Entries from a collection:
····················
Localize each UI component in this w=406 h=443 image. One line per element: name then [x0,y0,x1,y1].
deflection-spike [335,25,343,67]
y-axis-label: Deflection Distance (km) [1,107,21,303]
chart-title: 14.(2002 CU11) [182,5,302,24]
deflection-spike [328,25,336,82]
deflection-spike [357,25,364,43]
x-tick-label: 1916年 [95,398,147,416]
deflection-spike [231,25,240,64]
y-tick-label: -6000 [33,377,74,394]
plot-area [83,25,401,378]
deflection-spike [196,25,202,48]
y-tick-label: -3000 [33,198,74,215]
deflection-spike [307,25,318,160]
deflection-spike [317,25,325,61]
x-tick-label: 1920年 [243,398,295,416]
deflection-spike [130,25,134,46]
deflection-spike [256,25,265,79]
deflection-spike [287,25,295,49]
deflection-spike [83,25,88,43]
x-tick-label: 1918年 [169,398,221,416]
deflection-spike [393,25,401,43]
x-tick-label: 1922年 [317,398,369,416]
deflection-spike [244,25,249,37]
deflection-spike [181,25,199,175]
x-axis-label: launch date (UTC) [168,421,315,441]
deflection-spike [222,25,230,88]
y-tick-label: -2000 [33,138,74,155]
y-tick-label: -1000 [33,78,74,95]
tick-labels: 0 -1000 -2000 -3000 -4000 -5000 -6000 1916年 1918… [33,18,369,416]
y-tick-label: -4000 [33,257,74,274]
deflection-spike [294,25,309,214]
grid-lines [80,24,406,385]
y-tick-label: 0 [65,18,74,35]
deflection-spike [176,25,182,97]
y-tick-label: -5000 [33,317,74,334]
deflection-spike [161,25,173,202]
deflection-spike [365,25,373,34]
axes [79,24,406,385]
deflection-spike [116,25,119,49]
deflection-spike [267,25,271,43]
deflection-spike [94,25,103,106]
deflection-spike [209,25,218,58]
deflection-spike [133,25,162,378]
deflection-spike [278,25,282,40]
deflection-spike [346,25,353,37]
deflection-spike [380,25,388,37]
····················
Task instructions: Copy the records above line for line, with no changes.

Exercise answer:
Localize each UI component in this w=406 h=443 image. One line per element: name then [x0,y0,x1,y1].
deflection-spike [335,25,343,67]
y-axis-label: Deflection Distance (km) [1,107,21,303]
chart-title: 14.(2002 CU11) [182,5,302,24]
deflection-spike [328,25,336,82]
deflection-spike [357,25,364,43]
x-tick-label: 1916年 [95,398,147,416]
deflection-spike [231,25,240,64]
y-tick-label: -6000 [33,377,74,394]
plot-area [83,25,401,378]
deflection-spike [196,25,202,48]
y-tick-label: -3000 [33,198,74,215]
deflection-spike [307,25,318,160]
deflection-spike [317,25,325,61]
x-tick-label: 1920年 [243,398,295,416]
deflection-spike [130,25,134,46]
deflection-spike [256,25,265,79]
deflection-spike [287,25,295,49]
deflection-spike [83,25,88,43]
x-tick-label: 1918年 [169,398,221,416]
deflection-spike [393,25,401,43]
x-tick-label: 1922年 [317,398,369,416]
deflection-spike [244,25,249,37]
deflection-spike [181,25,199,175]
x-axis-label: launch date (UTC) [168,421,315,441]
deflection-spike [222,25,230,88]
y-tick-label: -2000 [33,138,74,155]
y-tick-label: -1000 [33,78,74,95]
tick-labels: 0 -1000 -2000 -3000 -4000 -5000 -6000 1916年 1918… [33,18,369,416]
y-tick-label: -4000 [33,257,74,274]
deflection-spike [294,25,309,214]
grid-lines [80,24,406,385]
y-tick-label: 0 [65,18,74,35]
deflection-spike [176,25,182,97]
y-tick-label: -5000 [33,317,74,334]
deflection-spike [161,25,173,202]
deflection-spike [365,25,373,34]
axes [79,24,406,385]
deflection-spike [116,25,119,49]
deflection-spike [267,25,271,43]
deflection-spike [94,25,103,106]
deflection-spike [209,25,218,58]
deflection-spike [133,25,162,378]
deflection-spike [278,25,282,40]
deflection-spike [346,25,353,37]
deflection-spike [380,25,388,37]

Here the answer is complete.